* _EXTRAIT DU TEXTE_
■ ■ ■ ■ ■
Côté course, l’incroyable est arrivé : Michel Desjoyeaux a pris les commandes… et il ne les quittera plus jusqu’à l’arrivée. Dans un Pacifique qui ne l’est pas vraiment, il garde la tête tandis que Sébastien Josse doit jeter l’éponge à son tour, son BT ayant été balayé et très endommagé par une déferlante. A ce moment-là, ils ne sont plus que seize skippers encore en course. Seuls Roland Jourdain et Jean Le Cam parviennent tant bien que mal à s’accrocher pour garder le leader Michel Desjoyeaux à portée de tir. Le 31 décembre, c’est sur Jean-Pierre Dick que s’abat la malchance : son bateau est percuté par un growler – un morceau d’iceberg – et il doit à son tour déclarer son abandon. On espère alors en avoir fini avec les fortunes de mer. Ce n’est hélas pas le cas.
Jean Le Cam sauvé par Vincent Riou
Après 56 jours de mer, Michel Desjoyeaux double le cap Horn en tête avec une poignée d’heures d’avance sur Roland Jourdain. Le duel entre les deux hommes bat son plein alors qu’intervient un nouveau rebondissement, terrible lui aussi : Jean Le Cam, alors troisième, chavire à 200 milles du Horn ! On est sans nouvelles du skipper. Armel Le Cléac’h et Vincent Riou se déroutent, Riou arrive le premier sur zone et retrouve la coque de VM Matériaux retournée. Après avoir pu vérifier que Jean est bien à bord du bateau qui a perdu son lest, le skipper de PRB parvient à secourir celui de VM Matériaux. Mais dans cette manœuvre périlleuse, il endommage son bateau. Et malgré une réparation de fortune, PRB démâte la nuit suivante. Chose inédite dans les annales de la course, Vincent Riou sera reclassé 3e ex-æquo par le Jury.
■ ■ ■ ■ ■
* _LIGNES DE DONNÉES_
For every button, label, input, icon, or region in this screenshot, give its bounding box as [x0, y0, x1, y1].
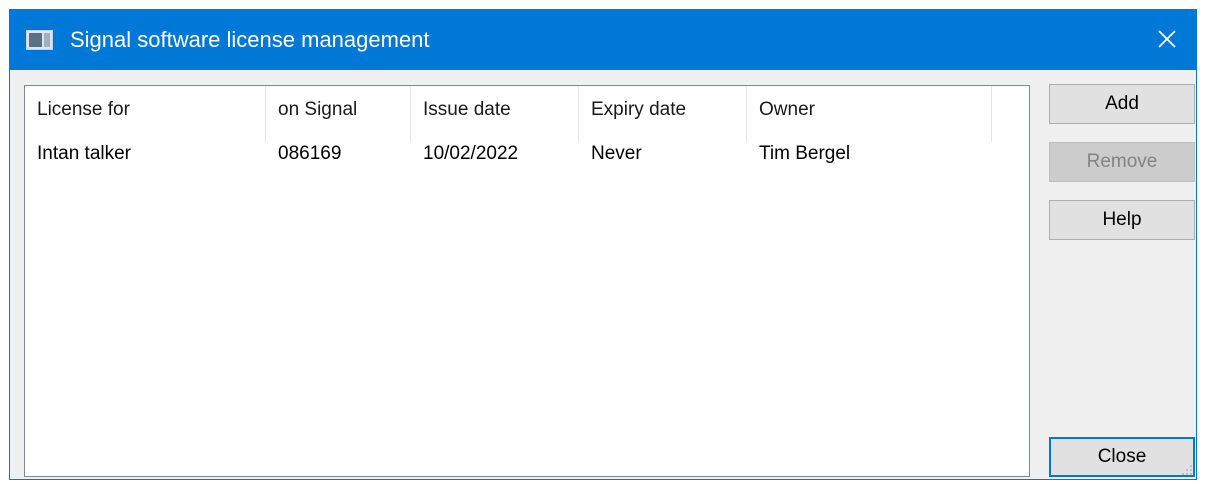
■ ■ ■ ■ ■
* _EXERCICE_
D'après le récit de course, qu'est-ce qui a percuté le bateau de Jean-Pierre Dick le 31 décembre ?

* _CORRIGÉ_
Un growler, c'est-à-dire un morceau d'iceberg.